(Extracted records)

==================================================

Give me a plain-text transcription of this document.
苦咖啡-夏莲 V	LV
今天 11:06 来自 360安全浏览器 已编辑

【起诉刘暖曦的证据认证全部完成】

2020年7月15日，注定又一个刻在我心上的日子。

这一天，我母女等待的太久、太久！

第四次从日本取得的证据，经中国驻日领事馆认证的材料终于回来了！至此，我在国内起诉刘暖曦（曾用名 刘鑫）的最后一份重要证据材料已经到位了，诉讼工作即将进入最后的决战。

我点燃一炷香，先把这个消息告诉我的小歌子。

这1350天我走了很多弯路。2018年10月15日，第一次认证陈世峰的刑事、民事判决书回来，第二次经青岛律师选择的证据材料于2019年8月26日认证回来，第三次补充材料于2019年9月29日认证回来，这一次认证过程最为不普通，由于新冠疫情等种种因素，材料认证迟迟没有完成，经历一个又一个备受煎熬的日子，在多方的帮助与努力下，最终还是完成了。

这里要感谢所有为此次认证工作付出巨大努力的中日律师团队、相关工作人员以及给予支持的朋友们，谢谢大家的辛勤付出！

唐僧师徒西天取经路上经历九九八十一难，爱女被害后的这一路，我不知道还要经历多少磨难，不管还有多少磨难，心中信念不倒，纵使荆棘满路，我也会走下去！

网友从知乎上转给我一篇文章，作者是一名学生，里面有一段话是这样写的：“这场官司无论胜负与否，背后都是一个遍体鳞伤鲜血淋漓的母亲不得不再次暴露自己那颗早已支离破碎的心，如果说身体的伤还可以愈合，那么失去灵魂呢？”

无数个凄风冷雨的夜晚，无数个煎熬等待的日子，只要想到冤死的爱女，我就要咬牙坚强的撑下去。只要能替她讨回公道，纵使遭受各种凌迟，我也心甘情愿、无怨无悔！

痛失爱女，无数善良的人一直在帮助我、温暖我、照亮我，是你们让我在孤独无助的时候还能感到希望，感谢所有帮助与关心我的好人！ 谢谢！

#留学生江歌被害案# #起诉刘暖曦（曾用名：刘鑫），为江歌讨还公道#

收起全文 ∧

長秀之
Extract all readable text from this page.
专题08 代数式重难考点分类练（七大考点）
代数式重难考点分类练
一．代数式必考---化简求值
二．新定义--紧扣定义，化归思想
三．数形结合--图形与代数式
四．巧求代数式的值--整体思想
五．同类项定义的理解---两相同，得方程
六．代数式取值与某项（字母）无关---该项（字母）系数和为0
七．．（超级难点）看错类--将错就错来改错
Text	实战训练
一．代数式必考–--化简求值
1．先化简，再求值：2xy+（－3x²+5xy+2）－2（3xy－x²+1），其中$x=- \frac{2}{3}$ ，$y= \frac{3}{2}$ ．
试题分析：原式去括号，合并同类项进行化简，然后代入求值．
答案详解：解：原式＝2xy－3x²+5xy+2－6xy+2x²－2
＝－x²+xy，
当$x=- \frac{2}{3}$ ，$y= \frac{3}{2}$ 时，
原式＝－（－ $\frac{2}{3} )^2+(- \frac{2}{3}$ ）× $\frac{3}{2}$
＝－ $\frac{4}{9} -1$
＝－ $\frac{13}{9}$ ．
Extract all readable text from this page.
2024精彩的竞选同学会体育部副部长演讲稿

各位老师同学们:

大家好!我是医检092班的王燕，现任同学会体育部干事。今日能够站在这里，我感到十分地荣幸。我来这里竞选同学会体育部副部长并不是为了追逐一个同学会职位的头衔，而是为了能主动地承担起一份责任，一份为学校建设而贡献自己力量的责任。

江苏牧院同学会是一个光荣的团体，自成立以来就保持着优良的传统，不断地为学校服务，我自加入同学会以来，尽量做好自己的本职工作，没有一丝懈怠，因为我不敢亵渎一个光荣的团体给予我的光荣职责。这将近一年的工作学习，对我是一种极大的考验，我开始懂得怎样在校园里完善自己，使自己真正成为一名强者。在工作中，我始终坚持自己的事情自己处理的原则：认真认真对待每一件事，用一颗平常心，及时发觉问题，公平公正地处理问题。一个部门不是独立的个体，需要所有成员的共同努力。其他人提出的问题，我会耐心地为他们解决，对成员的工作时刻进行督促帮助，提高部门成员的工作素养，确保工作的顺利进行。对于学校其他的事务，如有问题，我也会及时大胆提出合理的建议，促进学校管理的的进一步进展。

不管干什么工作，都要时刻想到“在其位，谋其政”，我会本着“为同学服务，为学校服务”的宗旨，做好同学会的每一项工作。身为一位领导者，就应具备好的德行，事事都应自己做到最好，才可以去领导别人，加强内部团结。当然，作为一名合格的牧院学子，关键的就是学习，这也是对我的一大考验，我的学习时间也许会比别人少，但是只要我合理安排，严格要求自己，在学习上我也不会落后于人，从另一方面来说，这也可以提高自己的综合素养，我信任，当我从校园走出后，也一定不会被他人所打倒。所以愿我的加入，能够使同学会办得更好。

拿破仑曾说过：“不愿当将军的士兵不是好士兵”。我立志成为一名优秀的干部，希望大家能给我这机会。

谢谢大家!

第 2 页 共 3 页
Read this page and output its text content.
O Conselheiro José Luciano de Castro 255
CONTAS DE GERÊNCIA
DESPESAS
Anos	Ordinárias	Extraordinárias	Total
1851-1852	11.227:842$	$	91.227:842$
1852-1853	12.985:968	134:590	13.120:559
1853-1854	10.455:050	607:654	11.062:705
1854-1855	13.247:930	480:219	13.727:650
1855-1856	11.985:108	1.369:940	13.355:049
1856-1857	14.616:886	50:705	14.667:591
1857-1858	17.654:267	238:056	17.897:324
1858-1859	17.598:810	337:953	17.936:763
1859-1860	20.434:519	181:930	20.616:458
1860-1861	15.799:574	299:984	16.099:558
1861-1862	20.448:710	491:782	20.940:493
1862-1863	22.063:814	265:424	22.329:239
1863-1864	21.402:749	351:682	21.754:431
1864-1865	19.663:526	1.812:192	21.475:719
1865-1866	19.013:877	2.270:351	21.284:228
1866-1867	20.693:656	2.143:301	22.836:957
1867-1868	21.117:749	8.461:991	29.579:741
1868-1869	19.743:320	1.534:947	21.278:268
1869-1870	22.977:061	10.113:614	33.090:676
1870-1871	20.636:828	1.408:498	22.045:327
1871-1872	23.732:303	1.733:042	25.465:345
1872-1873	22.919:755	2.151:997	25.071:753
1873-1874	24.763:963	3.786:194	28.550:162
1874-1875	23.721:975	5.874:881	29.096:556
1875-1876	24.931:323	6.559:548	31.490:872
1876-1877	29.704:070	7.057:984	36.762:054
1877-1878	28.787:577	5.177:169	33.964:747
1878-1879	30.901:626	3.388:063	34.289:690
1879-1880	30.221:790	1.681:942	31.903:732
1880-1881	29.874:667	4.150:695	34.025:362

==================================================

WHAT IS BEING ASKED:
Restate the whole of the material exactly.

RESPONSE:
Give me a plain-text transcription of this document.
苦咖啡-夏莲 V	LV
今天 11:06 来自 360安全浏览器 已编辑

【起诉刘暖曦的证据认证全部完成】

2020年7月15日，注定又一个刻在我心上的日子。

这一天，我母女等待的太久、太久！

第四次从日本取得的证据，经中国驻日领事馆认证的材料终于回来了！至此，我在国内起诉刘暖曦（曾用名 刘鑫）的最后一份重要证据材料已经到位了，诉讼工作即将进入最后的决战。

我点燃一炷香，先把这个消息告诉我的小歌子。

这1350天我走了很多弯路。2018年10月15日，第一次认证陈世峰的刑事、民事判决书回来，第二次经青岛律师选择的证据材料于2019年8月26日认证回来，第三次补充材料于2019年9月29日认证回来，这一次认证过程最为不普通，由于新冠疫情等种种因素，材料认证迟迟没有完成，经历一个又一个备受煎熬的日子，在多方的帮助与努力下，最终还是完成了。

这里要感谢所有为此次认证工作付出巨大努力的中日律师团队、相关工作人员以及给予支持的朋友们，谢谢大家的辛勤付出！

唐僧师徒西天取经路上经历九九八十一难，爱女被害后的这一路，我不知道还要经历多少磨难，不管还有多少磨难，心中信念不倒，纵使荆棘满路，我也会走下去！

网友从知乎上转给我一篇文章，作者是一名学生，里面有一段话是这样写的：“这场官司无论胜负与否，背后都是一个遍体鳞伤鲜血淋漓的母亲不得不再次暴露自己那颗早已支离破碎的心，如果说身体的伤还可以愈合，那么失去灵魂呢？”

无数个凄风冷雨的夜晚，无数个煎熬等待的日子，只要想到冤死的爱女，我就要咬牙坚强的撑下去。只要能替她讨回公道，纵使遭受各种凌迟，我也心甘情愿、无怨无悔！

痛失爱女，无数善良的人一直在帮助我、温暖我、照亮我，是你们让我在孤独无助的时候还能感到希望，感谢所有帮助与关心我的好人！ 谢谢！

#留学生江歌被害案# #起诉刘暖曦（曾用名：刘鑫），为江歌讨还公道#

收起全文 ∧

長秀之
Extract all readable text from this page.
专题08 代数式重难考点分类练（七大考点）
代数式重难考点分类练
一．代数式必考---化简求值
二．新定义--紧扣定义，化归思想
三．数形结合--图形与代数式
四．巧求代数式的值--整体思想
五．同类项定义的理解---两相同，得方程
六．代数式取值与某项（字母）无关---该项（字母）系数和为0
七．．（超级难点）看错类--将错就错来改错
Text	实战训练
一．代数式必考–--化简求值
1．先化简，再求值：2xy+（－3x²+5xy+2）－2（3xy－x²+1），其中$x=- \frac{2}{3}$ ，$y= \frac{3}{2}$ ．
试题分析：原式去括号，合并同类项进行化简，然后代入求值．
答案详解：解：原式＝2xy－3x²+5xy+2－6xy+2x²－2
＝－x²+xy，
当$x=- \frac{2}{3}$ ，$y= \frac{3}{2}$ 时，
原式＝－（－ $\frac{2}{3} )^2+(- \frac{2}{3}$ ）× $\frac{3}{2}$
＝－ $\frac{4}{9} -1$
＝－ $\frac{13}{9}$ ．
Extract all readable text from this page.
2024精彩的竞选同学会体育部副部长演讲稿

各位老师同学们:

大家好!我是医检092班的王燕，现任同学会体育部干事。今日能够站在这里，我感到十分地荣幸。我来这里竞选同学会体育部副部长并不是为了追逐一个同学会职位的头衔，而是为了能主动地承担起一份责任，一份为学校建设而贡献自己力量的责任。

江苏牧院同学会是一个光荣的团体，自成立以来就保持着优良的传统，不断地为学校服务，我自加入同学会以来，尽量做好自己的本职工作，没有一丝懈怠，因为我不敢亵渎一个光荣的团体给予我的光荣职责。这将近一年的工作学习，对我是一种极大的考验，我开始懂得怎样在校园里完善自己，使自己真正成为一名强者。在工作中，我始终坚持自己的事情自己处理的原则：认真认真对待每一件事，用一颗平常心，及时发觉问题，公平公正地处理问题。一个部门不是独立的个体，需要所有成员的共同努力。其他人提出的问题，我会耐心地为他们解决，对成员的工作时刻进行督促帮助，提高部门成员的工作素养，确保工作的顺利进行。对于学校其他的事务，如有问题，我也会及时大胆提出合理的建议，促进学校管理的的进一步进展。

不管干什么工作，都要时刻想到“在其位，谋其政”，我会本着“为同学服务，为学校服务”的宗旨，做好同学会的每一项工作。身为一位领导者，就应具备好的德行，事事都应自己做到最好，才可以去领导别人，加强内部团结。当然，作为一名合格的牧院学子，关键的就是学习，这也是对我的一大考验，我的学习时间也许会比别人少，但是只要我合理安排，严格要求自己，在学习上我也不会落后于人，从另一方面来说，这也可以提高自己的综合素养，我信任，当我从校园走出后，也一定不会被他人所打倒。所以愿我的加入，能够使同学会办得更好。

拿破仑曾说过：“不愿当将军的士兵不是好士兵”。我立志成为一名优秀的干部，希望大家能给我这机会。

谢谢大家!

第 2 页 共 3 页
Read this page and output its text content.
O Conselheiro José Luciano de Castro 255
CONTAS DE GERÊNCIA
DESPESAS
Anos	Ordinárias	Extraordinárias	Total
1851-1852	11.227:842$	$	91.227:842$
1852-1853	12.985:968	134:590	13.120:559
1853-1854	10.455:050	607:654	11.062:705
1854-1855	13.247:930	480:219	13.727:650
1855-1856	11.985:108	1.369:940	13.355:049
1856-1857	14.616:886	50:705	14.667:591
1857-1858	17.654:267	238:056	17.897:324
1858-1859	17.598:810	337:953	17.936:763
1859-1860	20.434:519	181:930	20.616:458
1860-1861	15.799:574	299:984	16.099:558
1861-1862	20.448:710	491:782	20.940:493
1862-1863	22.063:814	265:424	22.329:239
1863-1864	21.402:749	351:682	21.754:431
1864-1865	19.663:526	1.812:192	21.475:719
1865-1866	19.013:877	2.270:351	21.284:228
1866-1867	20.693:656	2.143:301	22.836:957
1867-1868	21.117:749	8.461:991	29.579:741
1868-1869	19.743:320	1.534:947	21.278:268
1869-1870	22.977:061	10.113:614	33.090:676
1870-1871	20.636:828	1.408:498	22.045:327
1871-1872	23.732:303	1.733:042	25.465:345
1872-1873	22.919:755	2.151:997	25.071:753
1873-1874	24.763:963	3.786:194	28.550:162
1874-1875	23.721:975	5.874:881	29.096:556
1875-1876	24.931:323	6.559:548	31.490:872
1876-1877	29.704:070	7.057:984	36.762:054
1877-1878	28.787:577	5.177:169	33.964:747
1878-1879	30.901:626	3.388:063	34.289:690
1879-1880	30.221:790	1.681:942	31.903:732
1880-1881	29.874:667	4.150:695	34.025:362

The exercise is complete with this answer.